───── RECORDS FOR THE EXERCISE

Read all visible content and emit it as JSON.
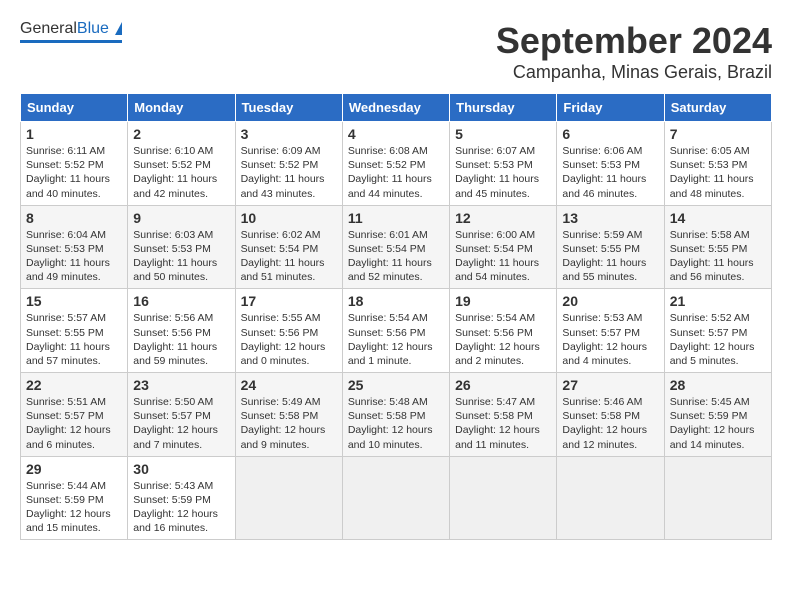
{
  "header": {
    "logo_general": "General",
    "logo_blue": "Blue",
    "month": "September 2024",
    "location": "Campanha, Minas Gerais, Brazil"
  },
  "weekdays": [
    "Sunday",
    "Monday",
    "Tuesday",
    "Wednesday",
    "Thursday",
    "Friday",
    "Saturday"
  ],
  "weeks": [
    [
      {
        "day": "1",
        "sunrise": "Sunrise: 6:11 AM",
        "sunset": "Sunset: 5:52 PM",
        "daylight": "Daylight: 11 hours and 40 minutes."
      },
      {
        "day": "2",
        "sunrise": "Sunrise: 6:10 AM",
        "sunset": "Sunset: 5:52 PM",
        "daylight": "Daylight: 11 hours and 42 minutes."
      },
      {
        "day": "3",
        "sunrise": "Sunrise: 6:09 AM",
        "sunset": "Sunset: 5:52 PM",
        "daylight": "Daylight: 11 hours and 43 minutes."
      },
      {
        "day": "4",
        "sunrise": "Sunrise: 6:08 AM",
        "sunset": "Sunset: 5:52 PM",
        "daylight": "Daylight: 11 hours and 44 minutes."
      },
      {
        "day": "5",
        "sunrise": "Sunrise: 6:07 AM",
        "sunset": "Sunset: 5:53 PM",
        "daylight": "Daylight: 11 hours and 45 minutes."
      },
      {
        "day": "6",
        "sunrise": "Sunrise: 6:06 AM",
        "sunset": "Sunset: 5:53 PM",
        "daylight": "Daylight: 11 hours and 46 minutes."
      },
      {
        "day": "7",
        "sunrise": "Sunrise: 6:05 AM",
        "sunset": "Sunset: 5:53 PM",
        "daylight": "Daylight: 11 hours and 48 minutes."
      }
    ],
    [
      {
        "day": "8",
        "sunrise": "Sunrise: 6:04 AM",
        "sunset": "Sunset: 5:53 PM",
        "daylight": "Daylight: 11 hours and 49 minutes."
      },
      {
        "day": "9",
        "sunrise": "Sunrise: 6:03 AM",
        "sunset": "Sunset: 5:53 PM",
        "daylight": "Daylight: 11 hours and 50 minutes."
      },
      {
        "day": "10",
        "sunrise": "Sunrise: 6:02 AM",
        "sunset": "Sunset: 5:54 PM",
        "daylight": "Daylight: 11 hours and 51 minutes."
      },
      {
        "day": "11",
        "sunrise": "Sunrise: 6:01 AM",
        "sunset": "Sunset: 5:54 PM",
        "daylight": "Daylight: 11 hours and 52 minutes."
      },
      {
        "day": "12",
        "sunrise": "Sunrise: 6:00 AM",
        "sunset": "Sunset: 5:54 PM",
        "daylight": "Daylight: 11 hours and 54 minutes."
      },
      {
        "day": "13",
        "sunrise": "Sunrise: 5:59 AM",
        "sunset": "Sunset: 5:55 PM",
        "daylight": "Daylight: 11 hours and 55 minutes."
      },
      {
        "day": "14",
        "sunrise": "Sunrise: 5:58 AM",
        "sunset": "Sunset: 5:55 PM",
        "daylight": "Daylight: 11 hours and 56 minutes."
      }
    ],
    [
      {
        "day": "15",
        "sunrise": "Sunrise: 5:57 AM",
        "sunset": "Sunset: 5:55 PM",
        "daylight": "Daylight: 11 hours and 57 minutes."
      },
      {
        "day": "16",
        "sunrise": "Sunrise: 5:56 AM",
        "sunset": "Sunset: 5:56 PM",
        "daylight": "Daylight: 11 hours and 59 minutes."
      },
      {
        "day": "17",
        "sunrise": "Sunrise: 5:55 AM",
        "sunset": "Sunset: 5:56 PM",
        "daylight": "Daylight: 12 hours and 0 minutes."
      },
      {
        "day": "18",
        "sunrise": "Sunrise: 5:54 AM",
        "sunset": "Sunset: 5:56 PM",
        "daylight": "Daylight: 12 hours and 1 minute."
      },
      {
        "day": "19",
        "sunrise": "Sunrise: 5:54 AM",
        "sunset": "Sunset: 5:56 PM",
        "daylight": "Daylight: 12 hours and 2 minutes."
      },
      {
        "day": "20",
        "sunrise": "Sunrise: 5:53 AM",
        "sunset": "Sunset: 5:57 PM",
        "daylight": "Daylight: 12 hours and 4 minutes."
      },
      {
        "day": "21",
        "sunrise": "Sunrise: 5:52 AM",
        "sunset": "Sunset: 5:57 PM",
        "daylight": "Daylight: 12 hours and 5 minutes."
      }
    ],
    [
      {
        "day": "22",
        "sunrise": "Sunrise: 5:51 AM",
        "sunset": "Sunset: 5:57 PM",
        "daylight": "Daylight: 12 hours and 6 minutes."
      },
      {
        "day": "23",
        "sunrise": "Sunrise: 5:50 AM",
        "sunset": "Sunset: 5:57 PM",
        "daylight": "Daylight: 12 hours and 7 minutes."
      },
      {
        "day": "24",
        "sunrise": "Sunrise: 5:49 AM",
        "sunset": "Sunset: 5:58 PM",
        "daylight": "Daylight: 12 hours and 9 minutes."
      },
      {
        "day": "25",
        "sunrise": "Sunrise: 5:48 AM",
        "sunset": "Sunset: 5:58 PM",
        "daylight": "Daylight: 12 hours and 10 minutes."
      },
      {
        "day": "26",
        "sunrise": "Sunrise: 5:47 AM",
        "sunset": "Sunset: 5:58 PM",
        "daylight": "Daylight: 12 hours and 11 minutes."
      },
      {
        "day": "27",
        "sunrise": "Sunrise: 5:46 AM",
        "sunset": "Sunset: 5:58 PM",
        "daylight": "Daylight: 12 hours and 12 minutes."
      },
      {
        "day": "28",
        "sunrise": "Sunrise: 5:45 AM",
        "sunset": "Sunset: 5:59 PM",
        "daylight": "Daylight: 12 hours and 14 minutes."
      }
    ],
    [
      {
        "day": "29",
        "sunrise": "Sunrise: 5:44 AM",
        "sunset": "Sunset: 5:59 PM",
        "daylight": "Daylight: 12 hours and 15 minutes."
      },
      {
        "day": "30",
        "sunrise": "Sunrise: 5:43 AM",
        "sunset": "Sunset: 5:59 PM",
        "daylight": "Daylight: 12 hours and 16 minutes."
      },
      null,
      null,
      null,
      null,
      null
    ]
  ]
}
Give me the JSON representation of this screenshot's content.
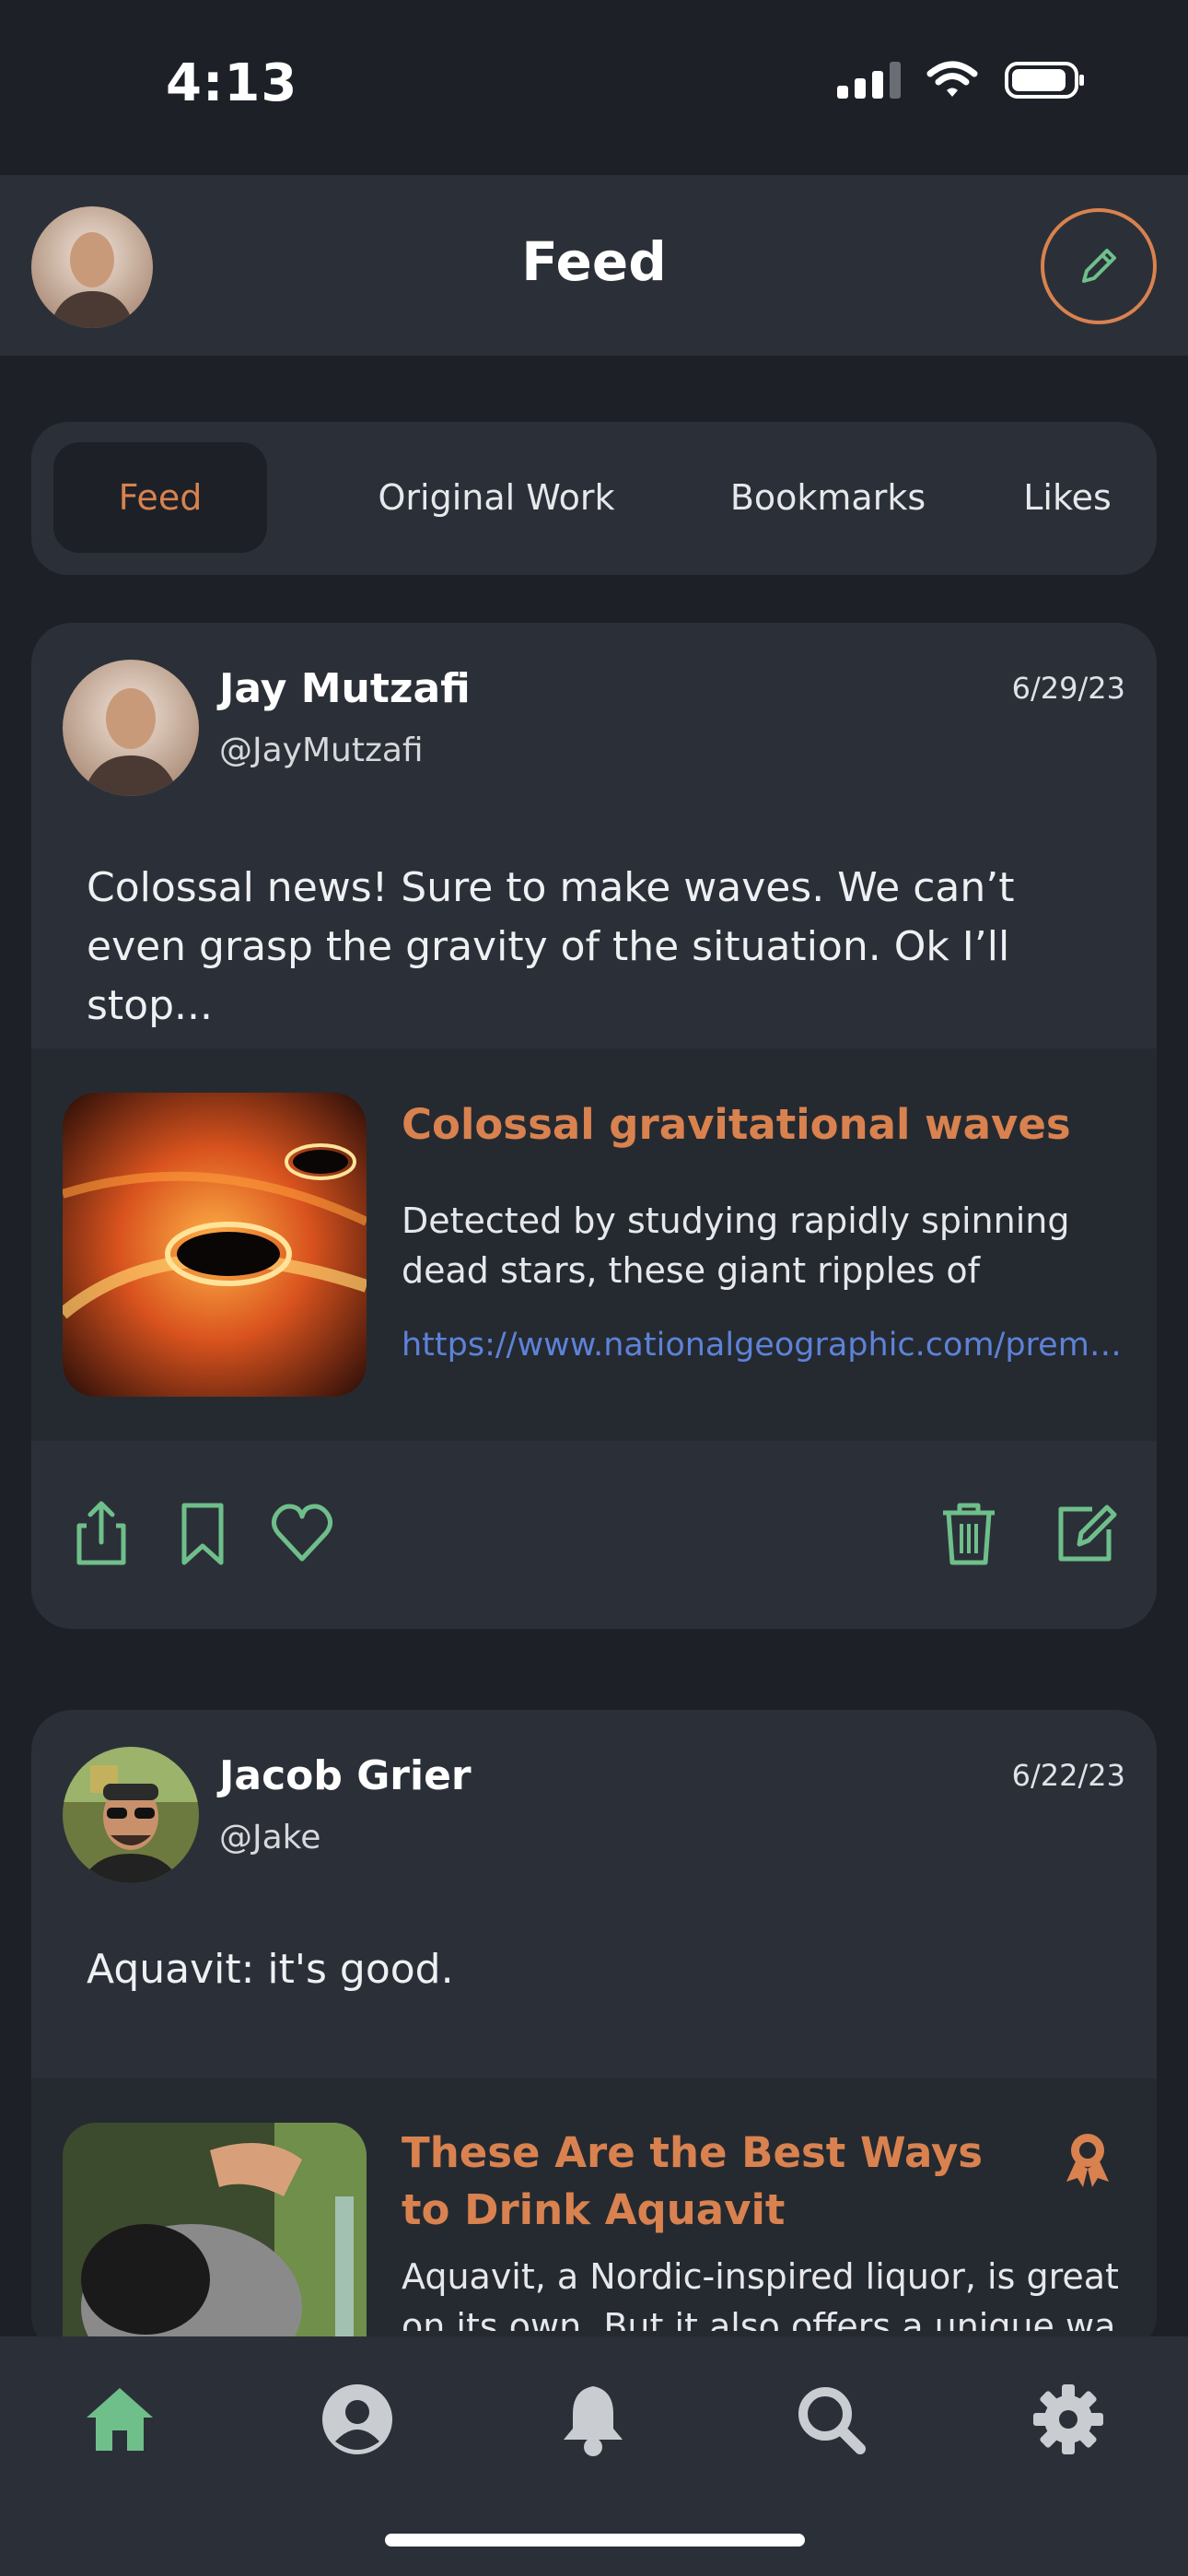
{
  "status_bar": {
    "time": "4:13"
  },
  "header": {
    "title": "Feed"
  },
  "tabs": [
    {
      "label": "Feed",
      "active": true
    },
    {
      "label": "Original Work",
      "active": false
    },
    {
      "label": "Bookmarks",
      "active": false
    },
    {
      "label": "Likes",
      "active": false
    }
  ],
  "posts": [
    {
      "author": "Jay Mutzafi",
      "handle": "@JayMutzafi",
      "date": "6/29/23",
      "text": "Colossal news! Sure to make waves. We can’t even grasp the gravity of the situation. Ok I’ll stop...",
      "link": {
        "title": "Colossal gravitational waves",
        "description": "Detected by studying rapidly spinning dead stars, these giant ripples of spaceti...",
        "url": "https://www.nationalgeographic.com/premiu..."
      }
    },
    {
      "author": "Jacob Grier",
      "handle": "@Jake",
      "date": "6/22/23",
      "text": "Aquavit: it's good.",
      "link": {
        "title": "These Are the Best Ways to Drink Aquavit",
        "description": "Aquavit, a Nordic-inspired liquor, is great on its own. But it also offers a unique wa"
      }
    }
  ],
  "colors": {
    "accent": "#d9824f",
    "icon_green": "#6fbf8b",
    "link_blue": "#5d82d8",
    "card": "#2b3038",
    "background": "#1d2127"
  },
  "bottom_nav": [
    "home-icon",
    "profile-icon",
    "bell-icon",
    "search-icon",
    "gear-icon"
  ]
}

──────────

INSTRUCTION:
Output verbatim the lines beginning at the line with "Give me the" and ending at the last line of the material above, inclusive. Do not carry over any pictures.

RESULT:
Give me the JSON representation of this screenshot's content.
{
  "status_bar": {
    "time": "4:13"
  },
  "header": {
    "title": "Feed"
  },
  "tabs": [
    {
      "label": "Feed",
      "active": true
    },
    {
      "label": "Original Work",
      "active": false
    },
    {
      "label": "Bookmarks",
      "active": false
    },
    {
      "label": "Likes",
      "active": false
    }
  ],
  "posts": [
    {
      "author": "Jay Mutzafi",
      "handle": "@JayMutzafi",
      "date": "6/29/23",
      "text": "Colossal news! Sure to make waves. We can’t even grasp the gravity of the situation. Ok I’ll stop...",
      "link": {
        "title": "Colossal gravitational waves",
        "description": "Detected by studying rapidly spinning dead stars, these giant ripples of spaceti...",
        "url": "https://www.nationalgeographic.com/premiu..."
      }
    },
    {
      "author": "Jacob Grier",
      "handle": "@Jake",
      "date": "6/22/23",
      "text": "Aquavit: it's good.",
      "link": {
        "title": "These Are the Best Ways to Drink Aquavit",
        "description": "Aquavit, a Nordic-inspired liquor, is great on its own. But it also offers a unique wa"
      }
    }
  ],
  "colors": {
    "accent": "#d9824f",
    "icon_green": "#6fbf8b",
    "link_blue": "#5d82d8",
    "card": "#2b3038",
    "background": "#1d2127"
  },
  "bottom_nav": [
    "home-icon",
    "profile-icon",
    "bell-icon",
    "search-icon",
    "gear-icon"
  ]
}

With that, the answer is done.